## RECORDS FOR THIS EXERCISE

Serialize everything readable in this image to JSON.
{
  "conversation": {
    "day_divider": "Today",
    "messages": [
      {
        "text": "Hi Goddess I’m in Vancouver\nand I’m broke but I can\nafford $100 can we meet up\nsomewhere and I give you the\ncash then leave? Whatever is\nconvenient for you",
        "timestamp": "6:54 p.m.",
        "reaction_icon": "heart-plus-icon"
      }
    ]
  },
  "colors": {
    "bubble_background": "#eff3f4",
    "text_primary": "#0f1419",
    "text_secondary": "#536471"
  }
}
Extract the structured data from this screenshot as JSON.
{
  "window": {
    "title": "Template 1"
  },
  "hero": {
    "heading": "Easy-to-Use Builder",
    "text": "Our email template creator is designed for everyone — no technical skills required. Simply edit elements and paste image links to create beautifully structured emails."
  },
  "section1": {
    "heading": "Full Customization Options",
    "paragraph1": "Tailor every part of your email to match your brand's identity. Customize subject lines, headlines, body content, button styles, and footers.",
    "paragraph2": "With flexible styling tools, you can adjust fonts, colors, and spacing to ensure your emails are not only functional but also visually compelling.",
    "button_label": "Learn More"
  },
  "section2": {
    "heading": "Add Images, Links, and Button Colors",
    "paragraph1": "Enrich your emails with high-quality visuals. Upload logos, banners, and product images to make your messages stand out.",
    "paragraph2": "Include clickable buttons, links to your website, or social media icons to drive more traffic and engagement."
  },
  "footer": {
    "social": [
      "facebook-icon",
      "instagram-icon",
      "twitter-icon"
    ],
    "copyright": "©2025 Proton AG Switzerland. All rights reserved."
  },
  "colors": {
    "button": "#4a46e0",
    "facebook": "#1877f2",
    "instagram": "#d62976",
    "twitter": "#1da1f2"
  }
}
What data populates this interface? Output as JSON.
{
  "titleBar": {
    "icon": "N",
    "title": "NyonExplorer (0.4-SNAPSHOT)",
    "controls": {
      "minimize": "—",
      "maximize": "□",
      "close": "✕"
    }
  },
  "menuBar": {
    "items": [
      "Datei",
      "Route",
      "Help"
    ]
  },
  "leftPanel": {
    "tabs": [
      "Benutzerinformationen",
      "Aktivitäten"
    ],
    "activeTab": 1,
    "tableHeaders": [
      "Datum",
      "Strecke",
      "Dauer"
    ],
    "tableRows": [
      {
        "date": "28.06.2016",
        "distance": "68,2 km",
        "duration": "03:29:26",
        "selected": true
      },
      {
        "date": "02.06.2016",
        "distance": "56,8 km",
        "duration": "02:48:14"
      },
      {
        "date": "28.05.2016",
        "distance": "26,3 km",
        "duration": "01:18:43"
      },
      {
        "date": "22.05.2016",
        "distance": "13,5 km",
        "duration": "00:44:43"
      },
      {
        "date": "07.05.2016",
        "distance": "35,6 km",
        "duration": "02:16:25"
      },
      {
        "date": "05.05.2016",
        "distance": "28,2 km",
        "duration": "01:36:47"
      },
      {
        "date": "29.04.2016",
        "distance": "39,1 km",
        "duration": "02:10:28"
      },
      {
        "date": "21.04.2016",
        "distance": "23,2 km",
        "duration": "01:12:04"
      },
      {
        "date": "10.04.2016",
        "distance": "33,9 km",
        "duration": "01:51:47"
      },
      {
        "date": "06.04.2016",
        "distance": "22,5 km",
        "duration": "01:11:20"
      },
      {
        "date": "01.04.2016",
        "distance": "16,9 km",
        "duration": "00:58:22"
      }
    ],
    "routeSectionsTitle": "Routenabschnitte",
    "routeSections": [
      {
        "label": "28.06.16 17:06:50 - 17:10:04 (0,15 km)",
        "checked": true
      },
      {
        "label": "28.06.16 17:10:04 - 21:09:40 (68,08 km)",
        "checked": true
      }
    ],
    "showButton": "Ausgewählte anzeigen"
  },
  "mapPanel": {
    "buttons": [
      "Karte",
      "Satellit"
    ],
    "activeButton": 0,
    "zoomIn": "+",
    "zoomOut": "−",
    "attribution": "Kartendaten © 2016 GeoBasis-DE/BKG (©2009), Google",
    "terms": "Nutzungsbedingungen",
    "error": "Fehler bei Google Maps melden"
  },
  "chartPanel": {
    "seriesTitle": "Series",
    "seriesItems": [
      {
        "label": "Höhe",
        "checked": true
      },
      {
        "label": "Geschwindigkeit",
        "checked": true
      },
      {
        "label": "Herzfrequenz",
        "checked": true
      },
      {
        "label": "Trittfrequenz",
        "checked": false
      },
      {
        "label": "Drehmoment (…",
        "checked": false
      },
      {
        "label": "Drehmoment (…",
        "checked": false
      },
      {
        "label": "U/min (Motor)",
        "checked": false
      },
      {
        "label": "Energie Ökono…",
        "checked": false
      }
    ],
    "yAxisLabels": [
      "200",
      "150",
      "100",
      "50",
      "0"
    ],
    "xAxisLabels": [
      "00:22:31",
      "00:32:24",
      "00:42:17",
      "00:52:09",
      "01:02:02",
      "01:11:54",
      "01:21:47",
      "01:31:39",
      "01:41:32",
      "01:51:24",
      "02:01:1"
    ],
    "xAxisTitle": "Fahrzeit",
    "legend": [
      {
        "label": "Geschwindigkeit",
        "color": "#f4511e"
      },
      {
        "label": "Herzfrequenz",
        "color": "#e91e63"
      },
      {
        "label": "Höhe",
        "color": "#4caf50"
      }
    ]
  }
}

## WHAT THE TASK ASKS
Write out every entry verbatim.

## THE COMPLETED TASK
Serialize everything readable in this image to JSON.
{
  "conversation": {
    "day_divider": "Today",
    "messages": [
      {
        "text": "Hi Goddess I’m in Vancouver\nand I’m broke but I can\nafford $100 can we meet up\nsomewhere and I give you the\ncash then leave? Whatever is\nconvenient for you",
        "timestamp": "6:54 p.m.",
        "reaction_icon": "heart-plus-icon"
      }
    ]
  },
  "colors": {
    "bubble_background": "#eff3f4",
    "text_primary": "#0f1419",
    "text_secondary": "#536471"
  }
}
Extract the structured data from this screenshot as JSON.
{
  "window": {
    "title": "Template 1"
  },
  "hero": {
    "heading": "Easy-to-Use Builder",
    "text": "Our email template creator is designed for everyone — no technical skills required. Simply edit elements and paste image links to create beautifully structured emails."
  },
  "section1": {
    "heading": "Full Customization Options",
    "paragraph1": "Tailor every part of your email to match your brand's identity. Customize subject lines, headlines, body content, button styles, and footers.",
    "paragraph2": "With flexible styling tools, you can adjust fonts, colors, and spacing to ensure your emails are not only functional but also visually compelling.",
    "button_label": "Learn More"
  },
  "section2": {
    "heading": "Add Images, Links, and Button Colors",
    "paragraph1": "Enrich your emails with high-quality visuals. Upload logos, banners, and product images to make your messages stand out.",
    "paragraph2": "Include clickable buttons, links to your website, or social media icons to drive more traffic and engagement."
  },
  "footer": {
    "social": [
      "facebook-icon",
      "instagram-icon",
      "twitter-icon"
    ],
    "copyright": "©2025 Proton AG Switzerland. All rights reserved."
  },
  "colors": {
    "button": "#4a46e0",
    "facebook": "#1877f2",
    "instagram": "#d62976",
    "twitter": "#1da1f2"
  }
}
What data populates this interface? Output as JSON.
{
  "titleBar": {
    "icon": "N",
    "title": "NyonExplorer (0.4-SNAPSHOT)",
    "controls": {
      "minimize": "—",
      "maximize": "□",
      "close": "✕"
    }
  },
  "menuBar": {
    "items": [
      "Datei",
      "Route",
      "Help"
    ]
  },
  "leftPanel": {
    "tabs": [
      "Benutzerinformationen",
      "Aktivitäten"
    ],
    "activeTab": 1,
    "tableHeaders": [
      "Datum",
      "Strecke",
      "Dauer"
    ],
    "tableRows": [
      {
        "date": "28.06.2016",
        "distance": "68,2 km",
        "duration": "03:29:26",
        "selected": true
      },
      {
        "date": "02.06.2016",
        "distance": "56,8 km",
        "duration": "02:48:14"
      },
      {
        "date": "28.05.2016",
        "distance": "26,3 km",
        "duration": "01:18:43"
      },
      {
        "date": "22.05.2016",
        "distance": "13,5 km",
        "duration": "00:44:43"
      },
      {
        "date": "07.05.2016",
        "distance": "35,6 km",
        "duration": "02:16:25"
      },
      {
        "date": "05.05.2016",
        "distance": "28,2 km",
        "duration": "01:36:47"
      },
      {
        "date": "29.04.2016",
        "distance": "39,1 km",
        "duration": "02:10:28"
      },
      {
        "date": "21.04.2016",
        "distance": "23,2 km",
        "duration": "01:12:04"
      },
      {
        "date": "10.04.2016",
        "distance": "33,9 km",
        "duration": "01:51:47"
      },
      {
        "date": "06.04.2016",
        "distance": "22,5 km",
        "duration": "01:11:20"
      },
      {
        "date": "01.04.2016",
        "distance": "16,9 km",
        "duration": "00:58:22"
      }
    ],
    "routeSectionsTitle": "Routenabschnitte",
    "routeSections": [
      {
        "label": "28.06.16 17:06:50 - 17:10:04 (0,15 km)",
        "checked": true
      },
      {
        "label": "28.06.16 17:10:04 - 21:09:40 (68,08 km)",
        "checked": true
      }
    ],
    "showButton": "Ausgewählte anzeigen"
  },
  "mapPanel": {
    "buttons": [
      "Karte",
      "Satellit"
    ],
    "activeButton": 0,
    "zoomIn": "+",
    "zoomOut": "−",
    "attribution": "Kartendaten © 2016 GeoBasis-DE/BKG (©2009), Google",
    "terms": "Nutzungsbedingungen",
    "error": "Fehler bei Google Maps melden"
  },
  "chartPanel": {
    "seriesTitle": "Series",
    "seriesItems": [
      {
        "label": "Höhe",
        "checked": true
      },
      {
        "label": "Geschwindigkeit",
        "checked": true
      },
      {
        "label": "Herzfrequenz",
        "checked": true
      },
      {
        "label": "Trittfrequenz",
        "checked": false
      },
      {
        "label": "Drehmoment (…",
        "checked": false
      },
      {
        "label": "Drehmoment (…",
        "checked": false
      },
      {
        "label": "U/min (Motor)",
        "checked": false
      },
      {
        "label": "Energie Ökono…",
        "checked": false
      }
    ],
    "yAxisLabels": [
      "200",
      "150",
      "100",
      "50",
      "0"
    ],
    "xAxisLabels": [
      "00:22:31",
      "00:32:24",
      "00:42:17",
      "00:52:09",
      "01:02:02",
      "01:11:54",
      "01:21:47",
      "01:31:39",
      "01:41:32",
      "01:51:24",
      "02:01:1"
    ],
    "xAxisTitle": "Fahrzeit",
    "legend": [
      {
        "label": "Geschwindigkeit",
        "color": "#f4511e"
      },
      {
        "label": "Herzfrequenz",
        "color": "#e91e63"
      },
      {
        "label": "Höhe",
        "color": "#4caf50"
      }
    ]
  }
}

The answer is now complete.